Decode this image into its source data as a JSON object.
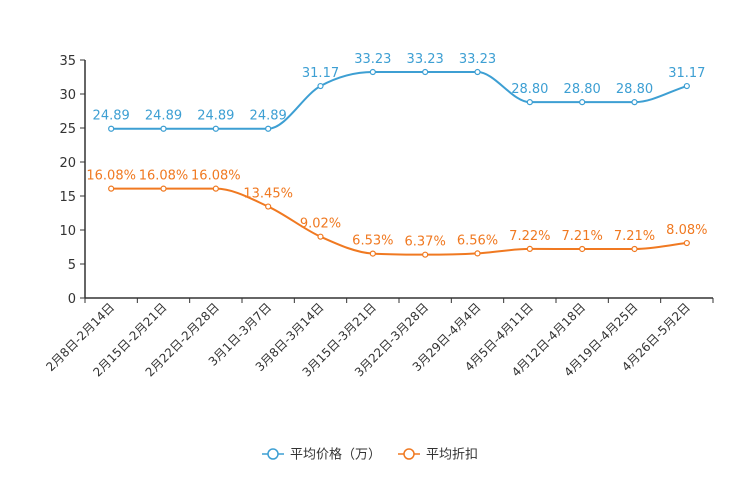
{
  "chart_data": {
    "type": "line",
    "title": "",
    "xlabel": "",
    "ylabel": "",
    "ylim": [
      0,
      35
    ],
    "yticks": [
      0,
      5,
      10,
      15,
      20,
      25,
      30,
      35
    ],
    "grid": false,
    "legend_position": "bottom-center",
    "categories": [
      "2月8日-2月14日",
      "2月15日-2月21日",
      "2月22日-2月28日",
      "3月1日-3月7日",
      "3月8日-3月14日",
      "3月15日-3月21日",
      "3月22日-3月28日",
      "3月29日-4月4日",
      "4月5日-4月11日",
      "4月12日-4月18日",
      "4月19日-4月25日",
      "4月26日-5月2日"
    ],
    "series": [
      {
        "name": "平均价格（万）",
        "color": "#3d9fd3",
        "values": [
          24.89,
          24.89,
          24.89,
          24.89,
          31.17,
          33.23,
          33.23,
          33.23,
          28.8,
          28.8,
          28.8,
          31.17
        ],
        "labels": [
          "24.89",
          "24.89",
          "24.89",
          "24.89",
          "31.17",
          "33.23",
          "33.23",
          "33.23",
          "28.80",
          "28.80",
          "28.80",
          "31.17"
        ]
      },
      {
        "name": "平均折扣",
        "color": "#f07921",
        "values": [
          16.08,
          16.08,
          16.08,
          13.45,
          9.02,
          6.53,
          6.37,
          6.56,
          7.22,
          7.21,
          7.21,
          8.08
        ],
        "labels": [
          "16.08%",
          "16.08%",
          "16.08%",
          "13.45%",
          "9.02%",
          "6.53%",
          "6.37%",
          "6.56%",
          "7.22%",
          "7.21%",
          "7.21%",
          "8.08%"
        ]
      }
    ]
  }
}
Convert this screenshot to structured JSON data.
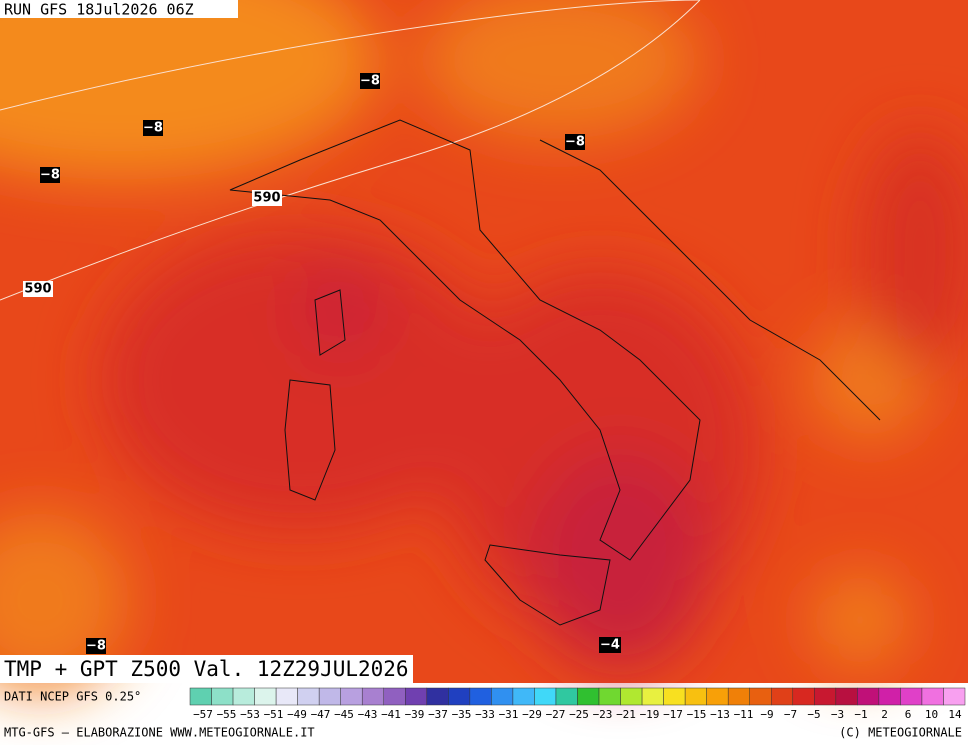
{
  "header": {
    "run": "RUN GFS 18Jul2026 06Z"
  },
  "map": {
    "contour_labels": [
      "−8",
      "−8",
      "−8",
      "−8",
      "−8",
      "−4",
      "590",
      "590"
    ]
  },
  "title": "TMP + GPT Z500 Val. 12Z29JUL2026",
  "source": "DATI NCEP GFS 0.25°",
  "colorbar": {
    "labels": [
      "−57",
      "−55",
      "−53",
      "−51",
      "−49",
      "−47",
      "−45",
      "−43",
      "−41",
      "−39",
      "−37",
      "−35",
      "−33",
      "−31",
      "−29",
      "−27",
      "−25",
      "−23",
      "−21",
      "−19",
      "−17",
      "−15",
      "−13",
      "−11",
      "−9",
      "−7",
      "−5",
      "−3",
      "−1",
      "2",
      "6",
      "10",
      "14"
    ],
    "colors": [
      "#5fd0b0",
      "#8de0c8",
      "#b8ecdc",
      "#dcf4ec",
      "#e8e8f8",
      "#d0d0f0",
      "#c0b8e8",
      "#b8a0e0",
      "#a880d0",
      "#9060c0",
      "#7040b0",
      "#3030a0",
      "#2040c0",
      "#2060e0",
      "#3090f0",
      "#40b8f8",
      "#40d8f8",
      "#30c8a0",
      "#30c030",
      "#70d830",
      "#b0e830",
      "#e8f040",
      "#f8e020",
      "#f8c010",
      "#f8a008",
      "#f08008",
      "#e86010",
      "#e04018",
      "#d82820",
      "#c81830",
      "#b81040",
      "#c01078",
      "#d020a8",
      "#e040c8",
      "#f070e0",
      "#f8a0f0"
    ]
  },
  "footer": {
    "left": "MTG-GFS — ELABORAZIONE WWW.METEOGIORNALE.IT",
    "right": "(C) METEOGIORNALE"
  }
}
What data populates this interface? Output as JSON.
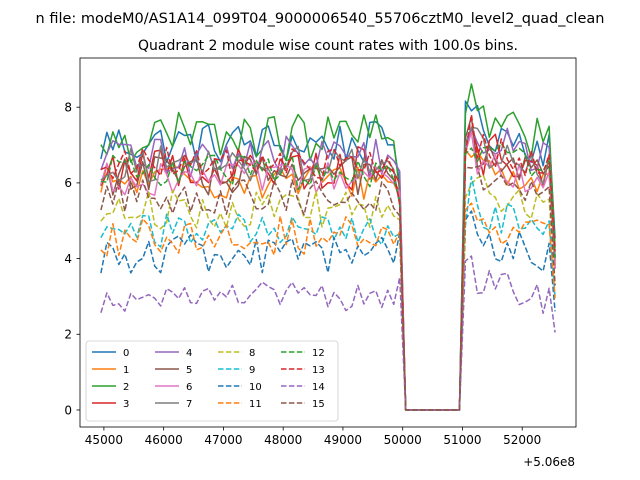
{
  "chart_data": {
    "type": "line",
    "suptitle": "n file: modeM0/AS1A14_099T04_9000006540_55706cztM0_level2_quad_clean",
    "title": "Quadrant 2 module wise count rates with 100.0s bins.",
    "xlabel": "",
    "ylabel": "",
    "x_offset_label": "+5.06e8",
    "xlim": [
      44600,
      52900
    ],
    "ylim": [
      -0.45,
      9.3
    ],
    "x_ticks": [
      45000,
      46000,
      47000,
      48000,
      49000,
      50000,
      51000,
      52000
    ],
    "x_tick_labels": [
      "45000",
      "46000",
      "47000",
      "48000",
      "49000",
      "50000",
      "51000",
      "52000"
    ],
    "y_ticks": [
      0,
      2,
      4,
      6,
      8
    ],
    "y_tick_labels": [
      "0",
      "2",
      "4",
      "6",
      "8"
    ],
    "grid": false,
    "legend_location": "lower-left",
    "legend_columns": 4,
    "gap": {
      "start": 50050,
      "end": 50950,
      "value": 0
    },
    "segment1": {
      "start": 44950,
      "end": 49950,
      "step": 100
    },
    "segment2": {
      "start": 51050,
      "end": 52550,
      "step": 100
    },
    "series": [
      {
        "name": "0",
        "color": "#1f77b4",
        "style": "solid",
        "level": 7.05,
        "amp": 0.26,
        "drop": 6.1
      },
      {
        "name": "1",
        "color": "#ff7f0e",
        "style": "solid",
        "level": 6.05,
        "amp": 0.22,
        "drop": 5.6
      },
      {
        "name": "2",
        "color": "#2ca02c",
        "style": "solid",
        "level": 7.2,
        "amp": 0.3,
        "drop": 5.9
      },
      {
        "name": "3",
        "color": "#d62728",
        "style": "solid",
        "level": 6.4,
        "amp": 0.28,
        "drop": 6.0
      },
      {
        "name": "4",
        "color": "#9467bd",
        "style": "solid",
        "level": 6.7,
        "amp": 0.25,
        "drop": 6.2
      },
      {
        "name": "5",
        "color": "#8c564b",
        "style": "solid",
        "level": 6.2,
        "amp": 0.24,
        "drop": 5.8
      },
      {
        "name": "6",
        "color": "#e377c2",
        "style": "solid",
        "level": 6.1,
        "amp": 0.2,
        "drop": 5.7
      },
      {
        "name": "7",
        "color": "#7f7f7f",
        "style": "solid",
        "level": 6.5,
        "amp": 0.22,
        "drop": 5.5
      },
      {
        "name": "8",
        "color": "#bcbd22",
        "style": "dashed",
        "level": 5.3,
        "amp": 0.24,
        "drop": 5.0
      },
      {
        "name": "9",
        "color": "#17becf",
        "style": "dashed",
        "level": 4.75,
        "amp": 0.22,
        "drop": 4.8
      },
      {
        "name": "10",
        "color": "#1f77b4",
        "style": "dashed",
        "level": 4.1,
        "amp": 0.25,
        "drop": 4.7
      },
      {
        "name": "11",
        "color": "#ff7f0e",
        "style": "dashed",
        "level": 4.6,
        "amp": 0.24,
        "drop": 4.6
      },
      {
        "name": "12",
        "color": "#2ca02c",
        "style": "dashed",
        "level": 6.3,
        "amp": 0.22,
        "drop": 5.6
      },
      {
        "name": "13",
        "color": "#d62728",
        "style": "dashed",
        "level": 6.5,
        "amp": 0.2,
        "drop": 5.4
      },
      {
        "name": "14",
        "color": "#9467bd",
        "style": "dashed",
        "level": 3.0,
        "amp": 0.18,
        "drop": 3.6
      },
      {
        "name": "15",
        "color": "#8c564b",
        "style": "dashed",
        "level": 5.6,
        "amp": 0.22,
        "drop": 5.1
      }
    ]
  }
}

....

GIVEN INSTRUCTION >> Output the full set of records above without changing a word, and drop the images.

THE RESPONSE >>
Decode this image into its source data as a JSON object.
{
  "chart_data": {
    "type": "line",
    "title": "",
    "xlabel": "",
    "ylabel": "",
    "ylim": [
      0,
      35
    ],
    "yticks": [
      0,
      5,
      10,
      15,
      20,
      25,
      30,
      35
    ],
    "grid": false,
    "legend_position": "bottom-center",
    "categories": [
      "2月8日-2月14日",
      "2月15日-2月21日",
      "2月22日-2月28日",
      "3月1日-3月7日",
      "3月8日-3月14日",
      "3月15日-3月21日",
      "3月22日-3月28日",
      "3月29日-4月4日",
      "4月5日-4月11日",
      "4月12日-4月18日",
      "4月19日-4月25日",
      "4月26日-5月2日"
    ],
    "series": [
      {
        "name": "平均价格（万）",
        "color": "#3d9fd3",
        "values": [
          24.89,
          24.89,
          24.89,
          24.89,
          31.17,
          33.23,
          33.23,
          33.23,
          28.8,
          28.8,
          28.8,
          31.17
        ],
        "labels": [
          "24.89",
          "24.89",
          "24.89",
          "24.89",
          "31.17",
          "33.23",
          "33.23",
          "33.23",
          "28.80",
          "28.80",
          "28.80",
          "31.17"
        ]
      },
      {
        "name": "平均折扣",
        "color": "#f07921",
        "values": [
          16.08,
          16.08,
          16.08,
          13.45,
          9.02,
          6.53,
          6.37,
          6.56,
          7.22,
          7.21,
          7.21,
          8.08
        ],
        "labels": [
          "16.08%",
          "16.08%",
          "16.08%",
          "13.45%",
          "9.02%",
          "6.53%",
          "6.37%",
          "6.56%",
          "7.22%",
          "7.21%",
          "7.21%",
          "8.08%"
        ]
      }
    ]
  }
}
Convert this screenshot to structured JSON data.
{
  "header": {
    "run": "RUN GFS 18Jul2026 06Z"
  },
  "map": {
    "contour_labels": [
      "−8",
      "−8",
      "−8",
      "−8",
      "−8",
      "−4",
      "590",
      "590"
    ]
  },
  "title": "TMP + GPT Z500 Val. 12Z29JUL2026",
  "source": "DATI NCEP GFS 0.25°",
  "colorbar": {
    "labels": [
      "−57",
      "−55",
      "−53",
      "−51",
      "−49",
      "−47",
      "−45",
      "−43",
      "−41",
      "−39",
      "−37",
      "−35",
      "−33",
      "−31",
      "−29",
      "−27",
      "−25",
      "−23",
      "−21",
      "−19",
      "−17",
      "−15",
      "−13",
      "−11",
      "−9",
      "−7",
      "−5",
      "−3",
      "−1",
      "2",
      "6",
      "10",
      "14"
    ],
    "colors": [
      "#5fd0b0",
      "#8de0c8",
      "#b8ecdc",
      "#dcf4ec",
      "#e8e8f8",
      "#d0d0f0",
      "#c0b8e8",
      "#b8a0e0",
      "#a880d0",
      "#9060c0",
      "#7040b0",
      "#3030a0",
      "#2040c0",
      "#2060e0",
      "#3090f0",
      "#40b8f8",
      "#40d8f8",
      "#30c8a0",
      "#30c030",
      "#70d830",
      "#b0e830",
      "#e8f040",
      "#f8e020",
      "#f8c010",
      "#f8a008",
      "#f08008",
      "#e86010",
      "#e04018",
      "#d82820",
      "#c81830",
      "#b81040",
      "#c01078",
      "#d020a8",
      "#e040c8",
      "#f070e0",
      "#f8a0f0"
    ]
  },
  "footer": {
    "left": "MTG-GFS — ELABORAZIONE WWW.METEOGIORNALE.IT",
    "right": "(C) METEOGIORNALE"
  }
}
What data populates this interface? Output as JSON.
{
  "chart_data": {
    "type": "line",
    "suptitle": "n file: modeM0/AS1A14_099T04_9000006540_55706cztM0_level2_quad_clean",
    "title": "Quadrant 2 module wise count rates with 100.0s bins.",
    "xlabel": "",
    "ylabel": "",
    "x_offset_label": "+5.06e8",
    "xlim": [
      44600,
      52900
    ],
    "ylim": [
      -0.45,
      9.3
    ],
    "x_ticks": [
      45000,
      46000,
      47000,
      48000,
      49000,
      50000,
      51000,
      52000
    ],
    "x_tick_labels": [
      "45000",
      "46000",
      "47000",
      "48000",
      "49000",
      "50000",
      "51000",
      "52000"
    ],
    "y_ticks": [
      0,
      2,
      4,
      6,
      8
    ],
    "y_tick_labels": [
      "0",
      "2",
      "4",
      "6",
      "8"
    ],
    "grid": false,
    "legend_location": "lower-left",
    "legend_columns": 4,
    "gap": {
      "start": 50050,
      "end": 50950,
      "value": 0
    },
    "segment1": {
      "start": 44950,
      "end": 49950,
      "step": 100
    },
    "segment2": {
      "start": 51050,
      "end": 52550,
      "step": 100
    },
    "series": [
      {
        "name": "0",
        "color": "#1f77b4",
        "style": "solid",
        "level": 7.05,
        "amp": 0.26,
        "drop": 6.1
      },
      {
        "name": "1",
        "color": "#ff7f0e",
        "style": "solid",
        "level": 6.05,
        "amp": 0.22,
        "drop": 5.6
      },
      {
        "name": "2",
        "color": "#2ca02c",
        "style": "solid",
        "level": 7.2,
        "amp": 0.3,
        "drop": 5.9
      },
      {
        "name": "3",
        "color": "#d62728",
        "style": "solid",
        "level": 6.4,
        "amp": 0.28,
        "drop": 6.0
      },
      {
        "name": "4",
        "color": "#9467bd",
        "style": "solid",
        "level": 6.7,
        "amp": 0.25,
        "drop": 6.2
      },
      {
        "name": "5",
        "color": "#8c564b",
        "style": "solid",
        "level": 6.2,
        "amp": 0.24,
        "drop": 5.8
      },
      {
        "name": "6",
        "color": "#e377c2",
        "style": "solid",
        "level": 6.1,
        "amp": 0.2,
        "drop": 5.7
      },
      {
        "name": "7",
        "color": "#7f7f7f",
        "style": "solid",
        "level": 6.5,
        "amp": 0.22,
        "drop": 5.5
      },
      {
        "name": "8",
        "color": "#bcbd22",
        "style": "dashed",
        "level": 5.3,
        "amp": 0.24,
        "drop": 5.0
      },
      {
        "name": "9",
        "color": "#17becf",
        "style": "dashed",
        "level": 4.75,
        "amp": 0.22,
        "drop": 4.8
      },
      {
        "name": "10",
        "color": "#1f77b4",
        "style": "dashed",
        "level": 4.1,
        "amp": 0.25,
        "drop": 4.7
      },
      {
        "name": "11",
        "color": "#ff7f0e",
        "style": "dashed",
        "level": 4.6,
        "amp": 0.24,
        "drop": 4.6
      },
      {
        "name": "12",
        "color": "#2ca02c",
        "style": "dashed",
        "level": 6.3,
        "amp": 0.22,
        "drop": 5.6
      },
      {
        "name": "13",
        "color": "#d62728",
        "style": "dashed",
        "level": 6.5,
        "amp": 0.2,
        "drop": 5.4
      },
      {
        "name": "14",
        "color": "#9467bd",
        "style": "dashed",
        "level": 3.0,
        "amp": 0.18,
        "drop": 3.6
      },
      {
        "name": "15",
        "color": "#8c564b",
        "style": "dashed",
        "level": 5.6,
        "amp": 0.22,
        "drop": 5.1
      }
    ]
  }
}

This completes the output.